Exercise input:
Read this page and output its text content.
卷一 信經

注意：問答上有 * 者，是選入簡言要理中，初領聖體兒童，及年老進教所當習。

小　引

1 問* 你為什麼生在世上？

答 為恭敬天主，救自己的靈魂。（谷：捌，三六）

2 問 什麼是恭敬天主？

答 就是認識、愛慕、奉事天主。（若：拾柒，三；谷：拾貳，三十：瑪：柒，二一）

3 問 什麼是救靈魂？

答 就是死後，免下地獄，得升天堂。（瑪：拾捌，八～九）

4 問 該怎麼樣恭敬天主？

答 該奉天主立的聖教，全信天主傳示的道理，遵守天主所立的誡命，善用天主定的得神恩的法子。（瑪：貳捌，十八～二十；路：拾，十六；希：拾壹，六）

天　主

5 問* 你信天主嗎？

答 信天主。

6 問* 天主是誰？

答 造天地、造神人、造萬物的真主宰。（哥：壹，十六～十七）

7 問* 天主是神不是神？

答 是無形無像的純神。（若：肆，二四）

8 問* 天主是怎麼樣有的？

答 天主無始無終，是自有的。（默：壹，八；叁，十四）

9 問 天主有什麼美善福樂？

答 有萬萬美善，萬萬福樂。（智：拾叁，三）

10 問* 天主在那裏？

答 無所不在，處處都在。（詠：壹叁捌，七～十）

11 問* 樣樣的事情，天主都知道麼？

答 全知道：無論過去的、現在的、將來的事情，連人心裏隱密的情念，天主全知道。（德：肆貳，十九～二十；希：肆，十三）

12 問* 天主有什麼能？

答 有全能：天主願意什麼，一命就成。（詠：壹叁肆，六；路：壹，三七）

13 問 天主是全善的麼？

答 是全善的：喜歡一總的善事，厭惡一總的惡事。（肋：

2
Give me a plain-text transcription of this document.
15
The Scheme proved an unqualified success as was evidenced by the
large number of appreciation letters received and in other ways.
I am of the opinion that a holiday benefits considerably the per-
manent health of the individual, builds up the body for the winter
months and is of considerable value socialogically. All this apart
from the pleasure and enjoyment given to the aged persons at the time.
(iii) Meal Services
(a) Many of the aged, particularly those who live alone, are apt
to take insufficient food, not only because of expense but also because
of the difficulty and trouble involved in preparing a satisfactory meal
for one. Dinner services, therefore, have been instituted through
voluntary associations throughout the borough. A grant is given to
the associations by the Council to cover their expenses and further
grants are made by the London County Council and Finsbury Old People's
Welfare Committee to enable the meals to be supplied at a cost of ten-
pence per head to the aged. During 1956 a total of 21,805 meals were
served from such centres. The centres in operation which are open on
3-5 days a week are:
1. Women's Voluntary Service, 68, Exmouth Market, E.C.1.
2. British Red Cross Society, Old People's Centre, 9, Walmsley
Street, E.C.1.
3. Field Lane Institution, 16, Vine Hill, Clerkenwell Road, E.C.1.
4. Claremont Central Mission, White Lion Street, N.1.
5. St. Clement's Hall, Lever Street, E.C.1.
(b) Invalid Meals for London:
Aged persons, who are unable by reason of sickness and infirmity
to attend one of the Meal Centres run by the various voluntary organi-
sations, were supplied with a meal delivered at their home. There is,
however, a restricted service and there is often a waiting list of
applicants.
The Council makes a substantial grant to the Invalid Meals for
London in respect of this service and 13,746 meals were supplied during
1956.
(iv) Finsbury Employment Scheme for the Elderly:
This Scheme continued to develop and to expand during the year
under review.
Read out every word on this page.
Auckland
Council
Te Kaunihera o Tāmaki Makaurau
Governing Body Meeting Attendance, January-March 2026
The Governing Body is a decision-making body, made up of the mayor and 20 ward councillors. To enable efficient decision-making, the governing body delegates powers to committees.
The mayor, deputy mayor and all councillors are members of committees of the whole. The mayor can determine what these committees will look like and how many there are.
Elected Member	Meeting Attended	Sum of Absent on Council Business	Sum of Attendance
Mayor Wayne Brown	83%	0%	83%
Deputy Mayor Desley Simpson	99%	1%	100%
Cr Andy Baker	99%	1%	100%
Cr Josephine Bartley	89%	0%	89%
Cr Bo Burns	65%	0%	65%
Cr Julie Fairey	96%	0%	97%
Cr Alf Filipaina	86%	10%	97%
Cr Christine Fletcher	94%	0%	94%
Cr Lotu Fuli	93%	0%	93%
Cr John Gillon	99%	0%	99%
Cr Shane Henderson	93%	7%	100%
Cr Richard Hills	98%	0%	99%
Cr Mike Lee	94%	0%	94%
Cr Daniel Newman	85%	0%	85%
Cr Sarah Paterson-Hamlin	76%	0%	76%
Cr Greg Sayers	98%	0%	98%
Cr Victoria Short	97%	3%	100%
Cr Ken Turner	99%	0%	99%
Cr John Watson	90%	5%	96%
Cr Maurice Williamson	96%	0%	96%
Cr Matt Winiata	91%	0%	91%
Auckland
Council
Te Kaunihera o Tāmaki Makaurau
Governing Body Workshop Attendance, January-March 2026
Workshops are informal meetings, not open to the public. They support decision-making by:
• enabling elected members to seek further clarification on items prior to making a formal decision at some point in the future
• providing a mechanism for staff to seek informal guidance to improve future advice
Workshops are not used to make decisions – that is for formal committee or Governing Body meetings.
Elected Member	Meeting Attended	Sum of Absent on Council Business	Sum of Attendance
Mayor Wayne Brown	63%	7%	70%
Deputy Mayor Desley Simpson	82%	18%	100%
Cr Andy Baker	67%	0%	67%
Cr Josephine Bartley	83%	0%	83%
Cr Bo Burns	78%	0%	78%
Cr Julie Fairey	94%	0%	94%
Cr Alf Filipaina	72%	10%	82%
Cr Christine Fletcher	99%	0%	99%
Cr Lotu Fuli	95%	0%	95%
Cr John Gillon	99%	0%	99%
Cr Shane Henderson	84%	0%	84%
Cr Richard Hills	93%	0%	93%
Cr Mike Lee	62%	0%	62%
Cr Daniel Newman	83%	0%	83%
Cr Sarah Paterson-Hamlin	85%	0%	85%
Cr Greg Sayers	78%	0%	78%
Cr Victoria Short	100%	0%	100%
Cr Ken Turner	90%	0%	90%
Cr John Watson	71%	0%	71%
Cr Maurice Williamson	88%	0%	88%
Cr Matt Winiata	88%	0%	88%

Stated task: Gather all lines from the listing above in which "Read" occurs.

Worked answer:
Read this page and output its text content.
Read out every word on this page.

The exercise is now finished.